┌────────

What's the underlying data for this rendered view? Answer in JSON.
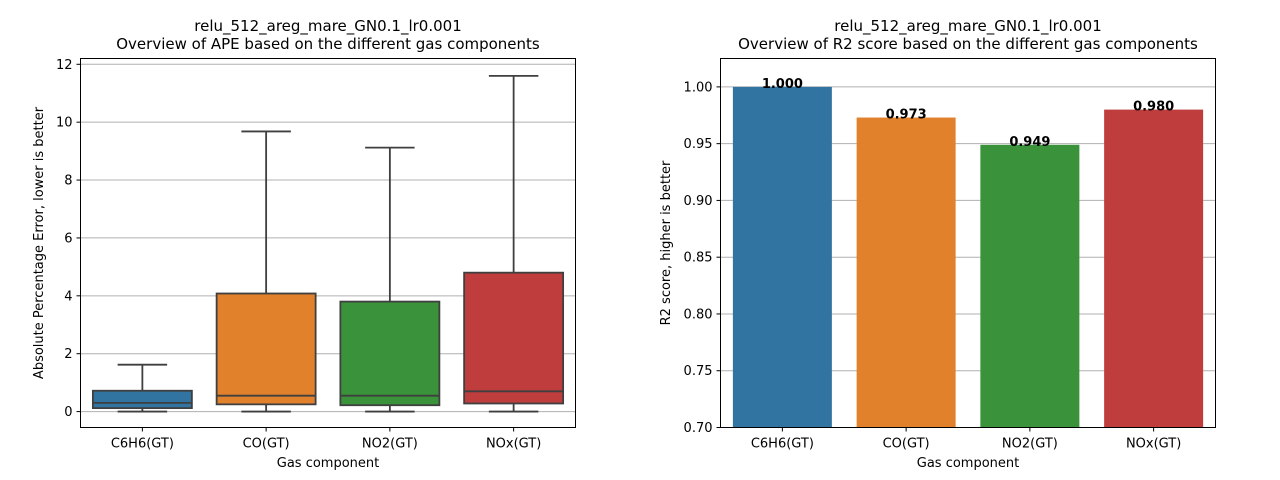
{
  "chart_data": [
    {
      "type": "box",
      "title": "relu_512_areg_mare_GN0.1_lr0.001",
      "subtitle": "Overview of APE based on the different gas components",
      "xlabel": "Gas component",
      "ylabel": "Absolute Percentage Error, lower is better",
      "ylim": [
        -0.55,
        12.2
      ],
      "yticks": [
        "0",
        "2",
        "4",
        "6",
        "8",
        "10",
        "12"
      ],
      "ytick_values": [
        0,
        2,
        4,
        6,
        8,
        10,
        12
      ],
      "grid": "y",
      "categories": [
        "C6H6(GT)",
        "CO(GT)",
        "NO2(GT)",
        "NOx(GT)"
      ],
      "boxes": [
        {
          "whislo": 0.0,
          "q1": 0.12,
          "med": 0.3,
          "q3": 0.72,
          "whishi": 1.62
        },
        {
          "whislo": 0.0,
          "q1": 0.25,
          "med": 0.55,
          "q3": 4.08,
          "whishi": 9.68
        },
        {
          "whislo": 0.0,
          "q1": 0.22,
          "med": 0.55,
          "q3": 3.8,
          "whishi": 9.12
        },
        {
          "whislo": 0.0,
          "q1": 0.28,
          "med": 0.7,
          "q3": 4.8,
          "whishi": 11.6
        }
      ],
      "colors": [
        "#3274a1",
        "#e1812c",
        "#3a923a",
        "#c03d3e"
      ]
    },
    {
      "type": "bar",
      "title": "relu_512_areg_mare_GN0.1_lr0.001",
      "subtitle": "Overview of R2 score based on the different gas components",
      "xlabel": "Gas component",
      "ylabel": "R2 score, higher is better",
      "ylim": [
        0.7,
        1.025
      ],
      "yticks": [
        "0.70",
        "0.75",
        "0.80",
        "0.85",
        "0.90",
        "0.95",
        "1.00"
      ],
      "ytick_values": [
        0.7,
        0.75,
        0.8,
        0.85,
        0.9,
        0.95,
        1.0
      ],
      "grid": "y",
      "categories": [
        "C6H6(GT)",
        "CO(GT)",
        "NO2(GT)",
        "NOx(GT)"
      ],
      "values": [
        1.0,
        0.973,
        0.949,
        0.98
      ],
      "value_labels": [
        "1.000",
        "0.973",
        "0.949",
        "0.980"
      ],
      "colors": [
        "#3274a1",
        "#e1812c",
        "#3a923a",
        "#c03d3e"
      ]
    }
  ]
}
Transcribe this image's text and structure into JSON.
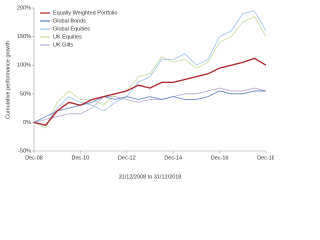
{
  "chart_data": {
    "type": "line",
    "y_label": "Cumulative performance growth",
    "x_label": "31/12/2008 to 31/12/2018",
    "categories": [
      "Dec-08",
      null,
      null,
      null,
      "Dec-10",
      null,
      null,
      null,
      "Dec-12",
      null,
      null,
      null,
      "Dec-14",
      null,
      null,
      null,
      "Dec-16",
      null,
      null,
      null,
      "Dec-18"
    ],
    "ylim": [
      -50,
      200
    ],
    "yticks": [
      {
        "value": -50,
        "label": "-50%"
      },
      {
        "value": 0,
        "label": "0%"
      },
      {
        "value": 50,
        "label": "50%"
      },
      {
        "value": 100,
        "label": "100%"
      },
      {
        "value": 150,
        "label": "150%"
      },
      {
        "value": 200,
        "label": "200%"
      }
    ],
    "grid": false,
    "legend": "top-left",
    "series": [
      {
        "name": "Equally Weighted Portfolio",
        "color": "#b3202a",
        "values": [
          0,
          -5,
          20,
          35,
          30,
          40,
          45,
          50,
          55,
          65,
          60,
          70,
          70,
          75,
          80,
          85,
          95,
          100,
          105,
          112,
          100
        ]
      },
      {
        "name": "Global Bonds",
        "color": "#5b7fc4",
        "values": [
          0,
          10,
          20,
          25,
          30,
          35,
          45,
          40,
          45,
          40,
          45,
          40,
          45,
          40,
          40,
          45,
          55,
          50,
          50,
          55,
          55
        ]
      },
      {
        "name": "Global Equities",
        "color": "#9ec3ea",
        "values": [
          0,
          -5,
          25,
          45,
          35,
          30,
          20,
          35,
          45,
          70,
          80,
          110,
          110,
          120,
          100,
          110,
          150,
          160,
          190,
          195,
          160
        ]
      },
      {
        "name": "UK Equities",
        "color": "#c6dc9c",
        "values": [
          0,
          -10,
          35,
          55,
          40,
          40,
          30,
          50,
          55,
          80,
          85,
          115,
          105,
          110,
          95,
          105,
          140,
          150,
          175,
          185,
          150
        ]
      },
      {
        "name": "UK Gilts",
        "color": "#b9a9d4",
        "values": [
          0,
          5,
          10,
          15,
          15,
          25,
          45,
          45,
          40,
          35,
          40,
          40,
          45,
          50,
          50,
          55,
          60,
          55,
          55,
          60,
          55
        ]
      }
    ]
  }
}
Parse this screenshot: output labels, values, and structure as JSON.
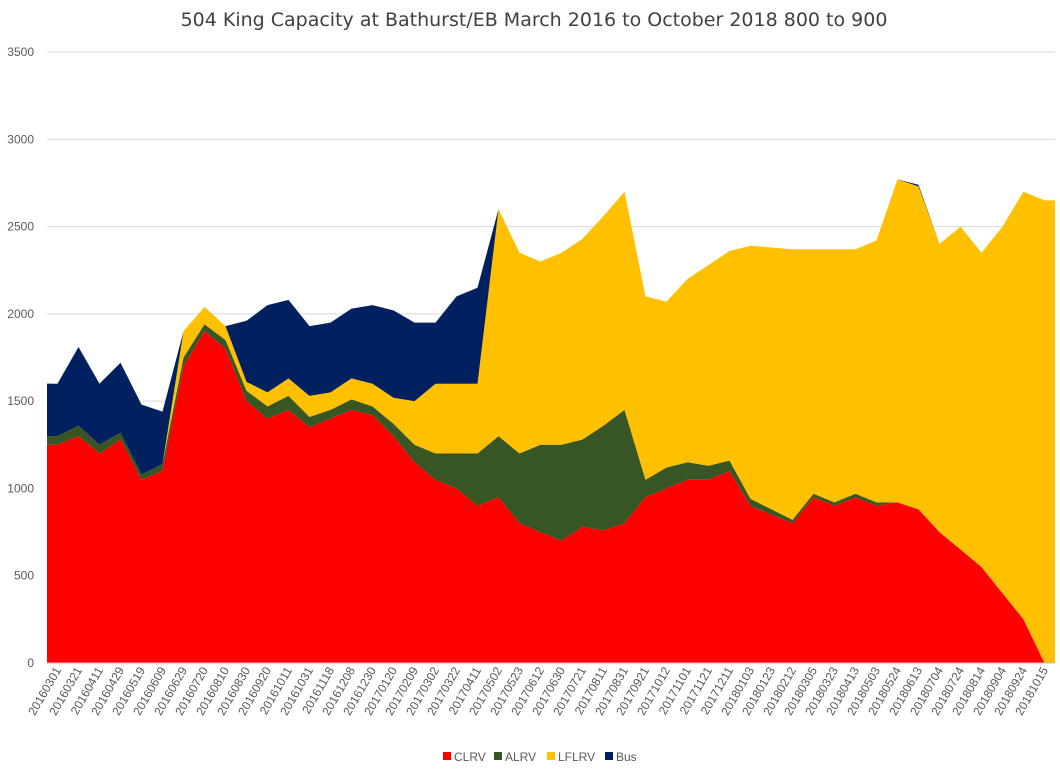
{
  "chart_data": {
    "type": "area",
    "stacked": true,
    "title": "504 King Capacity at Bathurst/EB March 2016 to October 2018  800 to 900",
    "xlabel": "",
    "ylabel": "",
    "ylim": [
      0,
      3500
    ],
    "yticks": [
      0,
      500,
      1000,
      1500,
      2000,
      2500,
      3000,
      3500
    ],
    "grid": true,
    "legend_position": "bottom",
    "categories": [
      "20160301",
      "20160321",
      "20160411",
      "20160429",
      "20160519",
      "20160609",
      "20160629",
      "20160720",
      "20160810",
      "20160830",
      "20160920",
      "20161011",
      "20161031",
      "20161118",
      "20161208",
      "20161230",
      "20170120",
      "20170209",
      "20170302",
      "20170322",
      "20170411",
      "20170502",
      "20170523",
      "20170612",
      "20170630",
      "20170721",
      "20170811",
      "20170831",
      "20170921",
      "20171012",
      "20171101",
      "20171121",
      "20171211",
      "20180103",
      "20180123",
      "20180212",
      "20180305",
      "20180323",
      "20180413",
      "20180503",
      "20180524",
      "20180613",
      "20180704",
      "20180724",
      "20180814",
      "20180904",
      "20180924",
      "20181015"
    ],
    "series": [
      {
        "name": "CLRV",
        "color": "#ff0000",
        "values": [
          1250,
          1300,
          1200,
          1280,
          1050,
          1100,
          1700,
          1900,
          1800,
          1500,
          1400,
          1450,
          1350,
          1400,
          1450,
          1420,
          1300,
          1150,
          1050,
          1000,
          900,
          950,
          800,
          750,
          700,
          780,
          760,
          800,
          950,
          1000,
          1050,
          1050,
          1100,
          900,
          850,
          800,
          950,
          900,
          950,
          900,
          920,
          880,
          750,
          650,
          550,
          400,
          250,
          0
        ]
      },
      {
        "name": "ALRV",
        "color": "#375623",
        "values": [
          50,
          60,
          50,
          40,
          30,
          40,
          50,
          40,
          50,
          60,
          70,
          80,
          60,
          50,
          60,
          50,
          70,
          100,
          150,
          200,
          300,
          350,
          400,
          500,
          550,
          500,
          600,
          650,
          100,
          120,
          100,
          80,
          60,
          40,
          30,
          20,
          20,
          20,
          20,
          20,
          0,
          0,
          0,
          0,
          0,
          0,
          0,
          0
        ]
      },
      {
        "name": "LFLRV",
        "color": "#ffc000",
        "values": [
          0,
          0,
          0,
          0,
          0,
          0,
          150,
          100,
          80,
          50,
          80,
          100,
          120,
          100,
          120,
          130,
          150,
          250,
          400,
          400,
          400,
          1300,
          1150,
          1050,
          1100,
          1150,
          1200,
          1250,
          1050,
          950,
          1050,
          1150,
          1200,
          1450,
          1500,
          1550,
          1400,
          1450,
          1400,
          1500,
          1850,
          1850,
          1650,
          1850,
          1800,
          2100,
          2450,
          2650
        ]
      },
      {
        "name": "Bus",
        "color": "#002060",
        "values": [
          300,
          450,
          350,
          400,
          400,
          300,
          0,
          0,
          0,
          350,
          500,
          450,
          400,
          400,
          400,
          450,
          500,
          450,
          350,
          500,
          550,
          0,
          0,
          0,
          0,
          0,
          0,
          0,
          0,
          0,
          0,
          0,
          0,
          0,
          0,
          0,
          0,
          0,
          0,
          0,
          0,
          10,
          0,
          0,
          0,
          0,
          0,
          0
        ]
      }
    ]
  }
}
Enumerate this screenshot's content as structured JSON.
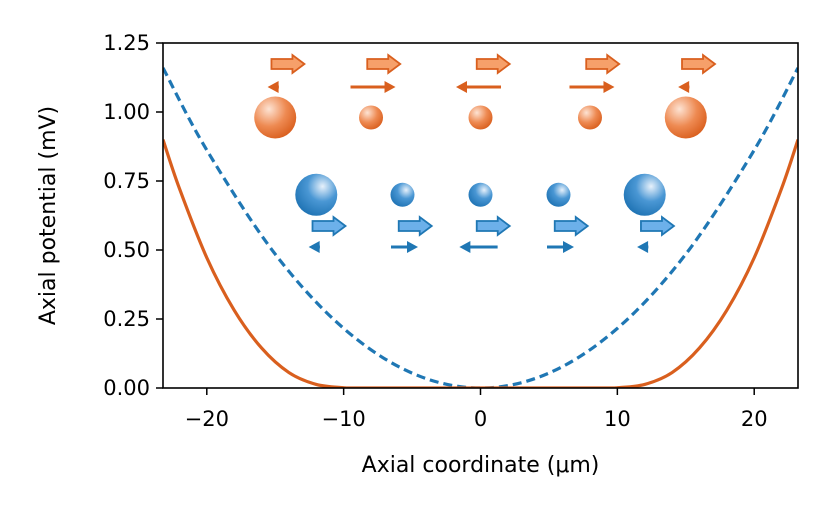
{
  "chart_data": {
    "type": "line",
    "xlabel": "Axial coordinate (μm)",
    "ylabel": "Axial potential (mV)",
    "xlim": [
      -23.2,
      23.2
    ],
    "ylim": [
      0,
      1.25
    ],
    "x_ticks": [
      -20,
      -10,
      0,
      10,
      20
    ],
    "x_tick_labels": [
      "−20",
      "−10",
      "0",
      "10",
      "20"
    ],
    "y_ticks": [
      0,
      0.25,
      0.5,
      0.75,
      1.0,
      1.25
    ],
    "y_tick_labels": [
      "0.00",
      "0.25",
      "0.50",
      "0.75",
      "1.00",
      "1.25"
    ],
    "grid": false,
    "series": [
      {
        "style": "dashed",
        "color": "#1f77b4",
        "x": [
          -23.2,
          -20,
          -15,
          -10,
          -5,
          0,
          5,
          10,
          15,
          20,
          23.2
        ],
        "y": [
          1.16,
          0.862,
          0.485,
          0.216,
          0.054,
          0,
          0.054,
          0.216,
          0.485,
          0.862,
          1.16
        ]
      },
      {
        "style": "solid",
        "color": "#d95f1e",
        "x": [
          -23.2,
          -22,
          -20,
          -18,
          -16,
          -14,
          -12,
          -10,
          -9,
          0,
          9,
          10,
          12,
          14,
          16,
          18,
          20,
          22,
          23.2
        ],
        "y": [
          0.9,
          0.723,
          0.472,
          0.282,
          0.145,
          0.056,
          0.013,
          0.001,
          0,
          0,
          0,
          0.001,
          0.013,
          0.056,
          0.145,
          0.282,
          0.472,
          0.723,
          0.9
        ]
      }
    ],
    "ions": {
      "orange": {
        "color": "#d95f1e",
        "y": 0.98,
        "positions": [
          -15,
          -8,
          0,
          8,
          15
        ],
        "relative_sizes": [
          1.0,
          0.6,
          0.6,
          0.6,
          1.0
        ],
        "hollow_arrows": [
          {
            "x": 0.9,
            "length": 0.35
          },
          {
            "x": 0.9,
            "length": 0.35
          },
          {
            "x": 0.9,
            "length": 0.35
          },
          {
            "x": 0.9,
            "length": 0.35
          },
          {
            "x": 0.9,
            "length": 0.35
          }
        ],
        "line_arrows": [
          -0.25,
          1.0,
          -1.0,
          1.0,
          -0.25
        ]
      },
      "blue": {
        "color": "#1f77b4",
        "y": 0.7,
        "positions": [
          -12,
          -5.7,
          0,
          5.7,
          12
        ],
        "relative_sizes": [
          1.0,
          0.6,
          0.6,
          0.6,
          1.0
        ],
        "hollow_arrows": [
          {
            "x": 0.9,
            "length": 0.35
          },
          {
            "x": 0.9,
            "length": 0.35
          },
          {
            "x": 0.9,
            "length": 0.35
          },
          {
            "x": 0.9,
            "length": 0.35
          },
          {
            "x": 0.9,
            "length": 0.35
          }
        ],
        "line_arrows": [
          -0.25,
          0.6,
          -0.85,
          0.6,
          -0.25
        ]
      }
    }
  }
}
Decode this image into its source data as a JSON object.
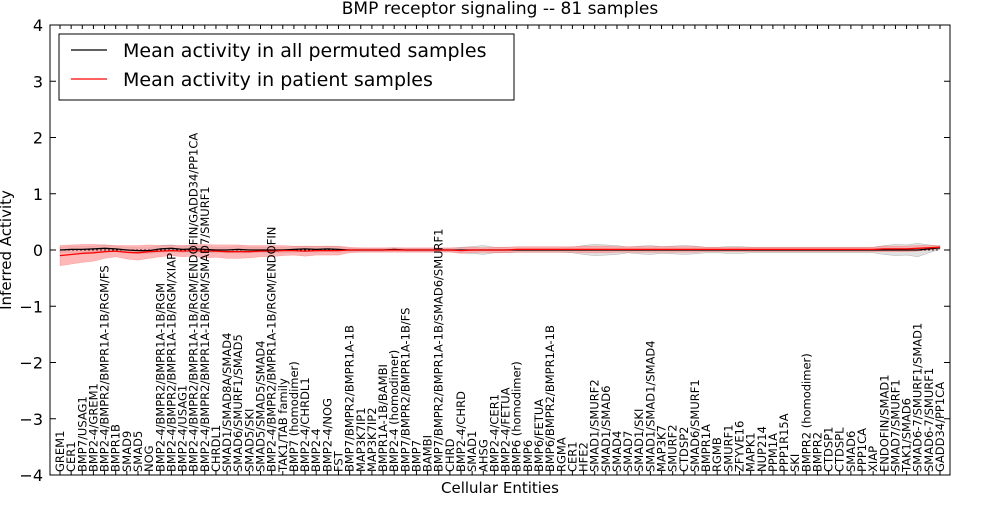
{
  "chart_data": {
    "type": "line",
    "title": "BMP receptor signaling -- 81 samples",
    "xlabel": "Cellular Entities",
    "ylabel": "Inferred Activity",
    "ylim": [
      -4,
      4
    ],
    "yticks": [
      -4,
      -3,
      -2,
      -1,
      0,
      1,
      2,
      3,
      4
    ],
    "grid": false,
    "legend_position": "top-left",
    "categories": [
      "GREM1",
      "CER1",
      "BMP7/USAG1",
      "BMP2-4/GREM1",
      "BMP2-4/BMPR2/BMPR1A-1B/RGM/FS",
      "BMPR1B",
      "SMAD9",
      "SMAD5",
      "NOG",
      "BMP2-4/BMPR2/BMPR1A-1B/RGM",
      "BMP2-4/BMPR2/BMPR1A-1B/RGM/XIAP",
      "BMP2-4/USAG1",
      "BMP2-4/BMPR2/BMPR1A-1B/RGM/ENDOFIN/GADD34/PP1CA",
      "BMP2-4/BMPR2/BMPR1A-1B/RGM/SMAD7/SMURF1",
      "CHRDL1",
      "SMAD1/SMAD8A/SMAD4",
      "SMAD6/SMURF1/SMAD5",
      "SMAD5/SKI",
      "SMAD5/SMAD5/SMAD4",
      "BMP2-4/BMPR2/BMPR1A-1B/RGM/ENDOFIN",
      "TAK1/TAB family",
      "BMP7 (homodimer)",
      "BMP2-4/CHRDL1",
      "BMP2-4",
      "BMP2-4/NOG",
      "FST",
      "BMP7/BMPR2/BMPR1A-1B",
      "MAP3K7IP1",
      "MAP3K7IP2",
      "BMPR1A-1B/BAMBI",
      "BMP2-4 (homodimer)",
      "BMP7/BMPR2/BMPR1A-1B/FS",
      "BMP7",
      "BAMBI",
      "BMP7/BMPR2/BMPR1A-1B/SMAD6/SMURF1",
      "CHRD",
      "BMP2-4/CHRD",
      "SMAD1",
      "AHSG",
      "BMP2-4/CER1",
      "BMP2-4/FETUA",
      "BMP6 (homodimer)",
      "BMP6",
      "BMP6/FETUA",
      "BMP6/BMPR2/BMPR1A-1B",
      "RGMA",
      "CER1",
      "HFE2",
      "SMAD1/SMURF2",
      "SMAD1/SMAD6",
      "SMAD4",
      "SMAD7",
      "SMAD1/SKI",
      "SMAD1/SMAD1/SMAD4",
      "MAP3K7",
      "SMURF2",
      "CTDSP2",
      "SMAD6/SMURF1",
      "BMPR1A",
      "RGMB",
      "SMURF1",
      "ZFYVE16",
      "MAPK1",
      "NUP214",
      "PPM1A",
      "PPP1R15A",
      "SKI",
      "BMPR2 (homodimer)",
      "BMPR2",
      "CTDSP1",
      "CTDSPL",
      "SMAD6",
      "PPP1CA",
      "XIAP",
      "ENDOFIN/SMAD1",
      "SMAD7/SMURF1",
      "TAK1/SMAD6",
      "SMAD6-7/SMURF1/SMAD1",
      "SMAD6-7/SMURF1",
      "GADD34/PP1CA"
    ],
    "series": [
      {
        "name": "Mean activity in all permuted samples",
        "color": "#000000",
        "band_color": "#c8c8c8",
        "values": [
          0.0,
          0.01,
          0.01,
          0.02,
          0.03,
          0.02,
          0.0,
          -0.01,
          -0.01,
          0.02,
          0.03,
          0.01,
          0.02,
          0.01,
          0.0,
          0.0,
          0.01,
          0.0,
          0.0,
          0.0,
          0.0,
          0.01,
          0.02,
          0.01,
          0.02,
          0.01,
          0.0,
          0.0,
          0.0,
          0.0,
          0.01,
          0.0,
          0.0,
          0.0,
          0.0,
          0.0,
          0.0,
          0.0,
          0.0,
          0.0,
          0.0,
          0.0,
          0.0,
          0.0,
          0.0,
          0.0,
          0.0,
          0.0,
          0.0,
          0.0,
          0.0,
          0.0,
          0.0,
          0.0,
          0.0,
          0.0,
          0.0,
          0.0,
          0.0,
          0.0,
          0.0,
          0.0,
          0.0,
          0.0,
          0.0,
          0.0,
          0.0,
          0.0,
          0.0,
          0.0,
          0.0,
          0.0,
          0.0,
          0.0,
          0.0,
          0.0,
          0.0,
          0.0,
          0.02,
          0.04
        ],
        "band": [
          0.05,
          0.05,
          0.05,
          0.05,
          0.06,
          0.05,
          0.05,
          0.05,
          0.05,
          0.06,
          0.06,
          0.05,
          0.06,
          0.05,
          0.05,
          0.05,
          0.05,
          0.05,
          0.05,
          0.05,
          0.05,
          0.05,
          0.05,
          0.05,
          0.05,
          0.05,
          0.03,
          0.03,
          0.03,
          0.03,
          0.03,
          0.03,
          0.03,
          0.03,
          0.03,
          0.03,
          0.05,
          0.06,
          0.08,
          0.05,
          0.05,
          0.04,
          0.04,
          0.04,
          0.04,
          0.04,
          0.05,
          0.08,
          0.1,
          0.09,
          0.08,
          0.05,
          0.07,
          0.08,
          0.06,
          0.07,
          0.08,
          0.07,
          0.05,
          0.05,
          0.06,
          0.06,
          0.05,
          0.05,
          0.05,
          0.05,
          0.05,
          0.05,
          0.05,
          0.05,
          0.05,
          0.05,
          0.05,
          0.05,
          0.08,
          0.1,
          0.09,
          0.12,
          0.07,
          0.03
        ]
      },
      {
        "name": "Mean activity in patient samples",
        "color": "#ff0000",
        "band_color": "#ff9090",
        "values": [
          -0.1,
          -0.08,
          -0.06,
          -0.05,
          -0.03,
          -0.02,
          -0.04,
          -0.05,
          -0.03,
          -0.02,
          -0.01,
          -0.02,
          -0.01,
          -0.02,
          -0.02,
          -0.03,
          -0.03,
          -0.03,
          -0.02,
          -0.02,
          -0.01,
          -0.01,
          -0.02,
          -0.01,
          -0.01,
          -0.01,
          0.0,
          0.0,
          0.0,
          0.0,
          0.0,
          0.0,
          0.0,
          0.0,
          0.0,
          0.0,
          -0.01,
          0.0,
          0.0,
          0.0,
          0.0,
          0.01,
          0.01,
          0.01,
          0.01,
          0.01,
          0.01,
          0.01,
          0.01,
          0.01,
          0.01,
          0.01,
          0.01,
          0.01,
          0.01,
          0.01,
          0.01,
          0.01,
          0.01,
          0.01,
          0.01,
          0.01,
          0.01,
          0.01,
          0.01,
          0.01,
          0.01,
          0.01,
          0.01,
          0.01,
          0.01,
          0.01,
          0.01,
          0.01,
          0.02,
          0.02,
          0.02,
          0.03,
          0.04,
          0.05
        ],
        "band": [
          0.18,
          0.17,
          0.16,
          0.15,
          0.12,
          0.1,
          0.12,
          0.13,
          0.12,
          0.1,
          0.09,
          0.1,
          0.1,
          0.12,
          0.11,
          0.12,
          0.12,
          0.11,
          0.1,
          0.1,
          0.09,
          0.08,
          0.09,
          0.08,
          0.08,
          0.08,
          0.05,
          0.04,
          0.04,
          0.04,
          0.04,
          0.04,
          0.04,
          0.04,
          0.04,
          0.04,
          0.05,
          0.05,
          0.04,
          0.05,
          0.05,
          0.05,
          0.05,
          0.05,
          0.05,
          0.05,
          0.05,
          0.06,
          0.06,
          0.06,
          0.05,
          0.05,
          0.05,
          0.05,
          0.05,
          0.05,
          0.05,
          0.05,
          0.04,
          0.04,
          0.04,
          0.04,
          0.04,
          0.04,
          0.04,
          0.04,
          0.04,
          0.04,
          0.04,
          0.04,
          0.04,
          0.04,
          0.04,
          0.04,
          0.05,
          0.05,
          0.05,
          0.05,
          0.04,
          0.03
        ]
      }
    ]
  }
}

└────────

Above are the records. Copy every line in them holding "Overview".

== Reply ==
      "subtitle": "Overview of APE based on the different gas components",
      "subtitle": "Overview of R2 score based on the different gas components",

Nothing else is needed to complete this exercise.